Aim of the task: Print out every line, exactly as written.

— START Given records —

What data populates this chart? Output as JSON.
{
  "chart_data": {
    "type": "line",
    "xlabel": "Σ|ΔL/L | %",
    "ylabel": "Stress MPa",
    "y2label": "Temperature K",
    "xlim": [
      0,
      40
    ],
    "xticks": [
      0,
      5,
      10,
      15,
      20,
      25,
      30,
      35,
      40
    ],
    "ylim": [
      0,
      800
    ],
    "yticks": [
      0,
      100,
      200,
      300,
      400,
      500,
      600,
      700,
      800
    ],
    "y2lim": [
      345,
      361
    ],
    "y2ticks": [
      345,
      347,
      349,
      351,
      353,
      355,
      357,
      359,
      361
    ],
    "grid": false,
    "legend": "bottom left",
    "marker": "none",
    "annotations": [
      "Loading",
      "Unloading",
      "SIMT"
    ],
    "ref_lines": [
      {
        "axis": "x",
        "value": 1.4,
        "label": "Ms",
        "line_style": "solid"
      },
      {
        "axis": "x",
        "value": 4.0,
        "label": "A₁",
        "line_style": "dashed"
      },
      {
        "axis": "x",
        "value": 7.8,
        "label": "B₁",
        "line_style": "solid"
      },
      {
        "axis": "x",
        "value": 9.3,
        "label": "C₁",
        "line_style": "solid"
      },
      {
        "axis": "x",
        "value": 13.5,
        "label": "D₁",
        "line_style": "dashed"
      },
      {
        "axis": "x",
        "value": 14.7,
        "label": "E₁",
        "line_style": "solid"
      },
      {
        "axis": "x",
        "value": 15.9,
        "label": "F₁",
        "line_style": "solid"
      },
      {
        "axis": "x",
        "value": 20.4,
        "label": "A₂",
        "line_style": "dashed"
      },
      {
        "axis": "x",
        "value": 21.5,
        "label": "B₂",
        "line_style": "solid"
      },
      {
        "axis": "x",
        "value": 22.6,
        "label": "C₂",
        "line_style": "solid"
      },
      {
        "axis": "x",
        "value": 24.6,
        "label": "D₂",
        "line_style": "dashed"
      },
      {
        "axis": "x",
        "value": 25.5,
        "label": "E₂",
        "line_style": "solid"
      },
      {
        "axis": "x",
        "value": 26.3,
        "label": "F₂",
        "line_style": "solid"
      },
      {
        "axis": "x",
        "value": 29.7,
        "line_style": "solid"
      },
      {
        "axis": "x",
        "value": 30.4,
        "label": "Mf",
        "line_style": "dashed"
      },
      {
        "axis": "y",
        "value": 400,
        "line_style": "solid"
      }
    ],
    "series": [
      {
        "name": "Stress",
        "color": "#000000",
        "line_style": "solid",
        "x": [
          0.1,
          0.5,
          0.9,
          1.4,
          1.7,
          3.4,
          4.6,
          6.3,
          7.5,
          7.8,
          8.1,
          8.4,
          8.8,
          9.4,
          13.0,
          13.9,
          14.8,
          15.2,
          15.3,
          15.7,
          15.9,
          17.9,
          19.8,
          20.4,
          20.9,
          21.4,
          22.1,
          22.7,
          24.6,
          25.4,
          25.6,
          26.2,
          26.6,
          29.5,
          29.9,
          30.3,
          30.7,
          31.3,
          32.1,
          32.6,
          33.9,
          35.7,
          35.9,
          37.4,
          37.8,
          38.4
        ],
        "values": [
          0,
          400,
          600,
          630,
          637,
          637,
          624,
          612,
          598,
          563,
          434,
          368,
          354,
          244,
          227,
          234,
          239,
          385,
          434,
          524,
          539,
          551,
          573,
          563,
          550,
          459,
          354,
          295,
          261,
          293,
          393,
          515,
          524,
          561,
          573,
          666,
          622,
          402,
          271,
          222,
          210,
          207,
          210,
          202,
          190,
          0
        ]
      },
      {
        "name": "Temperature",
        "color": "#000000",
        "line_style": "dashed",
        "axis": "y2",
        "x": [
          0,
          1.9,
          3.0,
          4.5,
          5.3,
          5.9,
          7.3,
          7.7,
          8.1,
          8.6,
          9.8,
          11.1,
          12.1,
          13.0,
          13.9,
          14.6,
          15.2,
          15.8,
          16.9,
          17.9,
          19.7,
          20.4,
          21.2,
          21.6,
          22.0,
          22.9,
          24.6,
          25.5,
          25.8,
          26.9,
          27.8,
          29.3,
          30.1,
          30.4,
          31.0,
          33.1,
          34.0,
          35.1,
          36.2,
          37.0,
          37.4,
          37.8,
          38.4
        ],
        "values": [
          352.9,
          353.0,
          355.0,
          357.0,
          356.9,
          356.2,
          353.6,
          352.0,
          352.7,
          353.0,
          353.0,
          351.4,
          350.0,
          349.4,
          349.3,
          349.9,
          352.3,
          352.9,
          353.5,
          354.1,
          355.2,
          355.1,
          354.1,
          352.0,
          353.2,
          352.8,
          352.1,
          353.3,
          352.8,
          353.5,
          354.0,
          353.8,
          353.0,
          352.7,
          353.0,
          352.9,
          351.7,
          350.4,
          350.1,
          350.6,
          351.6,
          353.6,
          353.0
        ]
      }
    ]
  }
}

— END Given records —

Reply to the exercise:
What data populates this chart? Output as JSON.
{
  "chart_data": {
    "type": "line",
    "xlabel": "Σ|ΔL/L | %",
    "ylabel": "Stress MPa",
    "y2label": "Temperature K",
    "xlim": [
      0,
      40
    ],
    "xticks": [
      0,
      5,
      10,
      15,
      20,
      25,
      30,
      35,
      40
    ],
    "ylim": [
      0,
      800
    ],
    "yticks": [
      0,
      100,
      200,
      300,
      400,
      500,
      600,
      700,
      800
    ],
    "y2lim": [
      345,
      361
    ],
    "y2ticks": [
      345,
      347,
      349,
      351,
      353,
      355,
      357,
      359,
      361
    ],
    "grid": false,
    "legend": "bottom left",
    "marker": "none",
    "annotations": [
      "Loading",
      "Unloading",
      "SIMT"
    ],
    "ref_lines": [
      {
        "axis": "x",
        "value": 1.4,
        "label": "Ms",
        "line_style": "solid"
      },
      {
        "axis": "x",
        "value": 4.0,
        "label": "A₁",
        "line_style": "dashed"
      },
      {
        "axis": "x",
        "value": 7.8,
        "label": "B₁",
        "line_style": "solid"
      },
      {
        "axis": "x",
        "value": 9.3,
        "label": "C₁",
        "line_style": "solid"
      },
      {
        "axis": "x",
        "value": 13.5,
        "label": "D₁",
        "line_style": "dashed"
      },
      {
        "axis": "x",
        "value": 14.7,
        "label": "E₁",
        "line_style": "solid"
      },
      {
        "axis": "x",
        "value": 15.9,
        "label": "F₁",
        "line_style": "solid"
      },
      {
        "axis": "x",
        "value": 20.4,
        "label": "A₂",
        "line_style": "dashed"
      },
      {
        "axis": "x",
        "value": 21.5,
        "label": "B₂",
        "line_style": "solid"
      },
      {
        "axis": "x",
        "value": 22.6,
        "label": "C₂",
        "line_style": "solid"
      },
      {
        "axis": "x",
        "value": 24.6,
        "label": "D₂",
        "line_style": "dashed"
      },
      {
        "axis": "x",
        "value": 25.5,
        "label": "E₂",
        "line_style": "solid"
      },
      {
        "axis": "x",
        "value": 26.3,
        "label": "F₂",
        "line_style": "solid"
      },
      {
        "axis": "x",
        "value": 29.7,
        "line_style": "solid"
      },
      {
        "axis": "x",
        "value": 30.4,
        "label": "Mf",
        "line_style": "dashed"
      },
      {
        "axis": "y",
        "value": 400,
        "line_style": "solid"
      }
    ],
    "series": [
      {
        "name": "Stress",
        "color": "#000000",
        "line_style": "solid",
        "x": [
          0.1,
          0.5,
          0.9,
          1.4,
          1.7,
          3.4,
          4.6,
          6.3,
          7.5,
          7.8,
          8.1,
          8.4,
          8.8,
          9.4,
          13.0,
          13.9,
          14.8,
          15.2,
          15.3,
          15.7,
          15.9,
          17.9,
          19.8,
          20.4,
          20.9,
          21.4,
          22.1,
          22.7,
          24.6,
          25.4,
          25.6,
          26.2,
          26.6,
          29.5,
          29.9,
          30.3,
          30.7,
          31.3,
          32.1,
          32.6,
          33.9,
          35.7,
          35.9,
          37.4,
          37.8,
          38.4
        ],
        "values": [
          0,
          400,
          600,
          630,
          637,
          637,
          624,
          612,
          598,
          563,
          434,
          368,
          354,
          244,
          227,
          234,
          239,
          385,
          434,
          524,
          539,
          551,
          573,
          563,
          550,
          459,
          354,
          295,
          261,
          293,
          393,
          515,
          524,
          561,
          573,
          666,
          622,
          402,
          271,
          222,
          210,
          207,
          210,
          202,
          190,
          0
        ]
      },
      {
        "name": "Temperature",
        "color": "#000000",
        "line_style": "dashed",
        "axis": "y2",
        "x": [
          0,
          1.9,
          3.0,
          4.5,
          5.3,
          5.9,
          7.3,
          7.7,
          8.1,
          8.6,
          9.8,
          11.1,
          12.1,
          13.0,
          13.9,
          14.6,
          15.2,
          15.8,
          16.9,
          17.9,
          19.7,
          20.4,
          21.2,
          21.6,
          22.0,
          22.9,
          24.6,
          25.5,
          25.8,
          26.9,
          27.8,
          29.3,
          30.1,
          30.4,
          31.0,
          33.1,
          34.0,
          35.1,
          36.2,
          37.0,
          37.4,
          37.8,
          38.4
        ],
        "values": [
          352.9,
          353.0,
          355.0,
          357.0,
          356.9,
          356.2,
          353.6,
          352.0,
          352.7,
          353.0,
          353.0,
          351.4,
          350.0,
          349.4,
          349.3,
          349.9,
          352.3,
          352.9,
          353.5,
          354.1,
          355.2,
          355.1,
          354.1,
          352.0,
          353.2,
          352.8,
          352.1,
          353.3,
          352.8,
          353.5,
          354.0,
          353.8,
          353.0,
          352.7,
          353.0,
          352.9,
          351.7,
          350.4,
          350.1,
          350.6,
          351.6,
          353.6,
          353.0
        ]
      }
    ]
  }
}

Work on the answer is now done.